:: PASSAGE

Am80‐ GCSF synergizes myeloid expansion and differentiation to generate functional neutrophils that reduce neutropenia‐associated infection and mortality

Abstract

© 2016 The Authors. Published under the terms of the CC BY 4.0 license Neutrophils generated by granulocyte colony-stimulating factor (GCSF) are functionally immature and, consequently, cannot effectively reduce infection and infection-related mortality in cancer chemotherapy-induced neutropenia (CCIN). Am80, a retinoic acid (RA) agonist that enhances granulocytic differentiation by selectively activating transcription factor RA receptor alpha (RARα), alternatively promotes RA-target gene expression. We found that in normal and malignant primary human hematopoietic specimens, Am80-GCSF combination coordinated proliferation with differentiation to develop complement receptor-3 (CR3)-dependent neutrophil innate immunity, through altering transcription of RA-target genes RARβ 2, C/EBPε, CD66, CD11b, and CD18. This led to generation of functional neutrophils capable of fighting infection, whereas neutralizing neutrophil innate immunity with anti-CD18 antibody abolished neutrophil bactericidal activities induced by Am80-GCSF. Further, Am80-GCSF synergy was evaluated using six different dose-schedule-infection mouse CCIN models. The data demonstrated that during “emergency” granulopoiesis in CCIN mice undergoing transient systemic intravenous bacterial infection, Am80 effect on differentiating granulocytic precursors synergized with GCSF-dependent myeloid expansion, resulting in large amounts of functional neutrophils that reduced infection. Importantly, extensive survival tests covering a full cycle of mouse CCIN with perpetual systemic intravenous bacterial infection proved that without causing myeloid overexpansion, Am80-GCSF generated sufficient numbers of functional neutrophils that significantly reduced infection-related mortality in CCIN mice. These findings reveal a differential mechanism for generating functional neutrophils to reduce CCIN-associated infection and mortality, providing a rationale for future therapeutic approaches.

::::
:: EXTRACTED MATERIAL

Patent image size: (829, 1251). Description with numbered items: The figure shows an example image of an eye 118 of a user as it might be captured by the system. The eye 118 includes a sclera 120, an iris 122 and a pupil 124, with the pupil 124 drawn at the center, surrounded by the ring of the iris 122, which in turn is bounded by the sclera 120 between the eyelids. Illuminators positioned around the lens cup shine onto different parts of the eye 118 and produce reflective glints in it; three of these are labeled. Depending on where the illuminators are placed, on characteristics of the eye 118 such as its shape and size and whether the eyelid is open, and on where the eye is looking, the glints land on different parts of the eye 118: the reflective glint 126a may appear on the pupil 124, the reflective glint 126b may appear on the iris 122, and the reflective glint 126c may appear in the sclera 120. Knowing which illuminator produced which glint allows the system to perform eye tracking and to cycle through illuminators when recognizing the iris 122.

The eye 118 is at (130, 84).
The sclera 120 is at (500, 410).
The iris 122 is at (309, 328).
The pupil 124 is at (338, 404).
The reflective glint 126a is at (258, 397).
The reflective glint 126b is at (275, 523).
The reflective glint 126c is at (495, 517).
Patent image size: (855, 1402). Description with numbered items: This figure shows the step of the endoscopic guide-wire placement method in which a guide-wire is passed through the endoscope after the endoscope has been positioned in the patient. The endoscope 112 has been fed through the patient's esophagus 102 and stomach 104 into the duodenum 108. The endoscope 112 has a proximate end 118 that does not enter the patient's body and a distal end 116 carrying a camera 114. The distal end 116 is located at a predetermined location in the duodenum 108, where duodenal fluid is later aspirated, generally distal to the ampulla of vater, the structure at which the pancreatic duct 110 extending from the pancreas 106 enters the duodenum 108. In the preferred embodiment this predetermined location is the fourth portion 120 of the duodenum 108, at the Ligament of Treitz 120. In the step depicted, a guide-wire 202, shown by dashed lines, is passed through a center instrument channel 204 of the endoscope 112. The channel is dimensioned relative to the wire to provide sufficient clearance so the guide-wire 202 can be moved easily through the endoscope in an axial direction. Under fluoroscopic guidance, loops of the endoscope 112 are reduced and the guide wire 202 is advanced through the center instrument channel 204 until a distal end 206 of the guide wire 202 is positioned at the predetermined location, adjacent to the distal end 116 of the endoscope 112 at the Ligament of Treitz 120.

::::

- **ASSIGNED TASK**:
According to the abstract, what neutralizing antibody abolished the neutrophil bactericidal activities induced by Am80-GCSF?

- **FINISHED EXERCISE**:
An anti-CD18 antibody.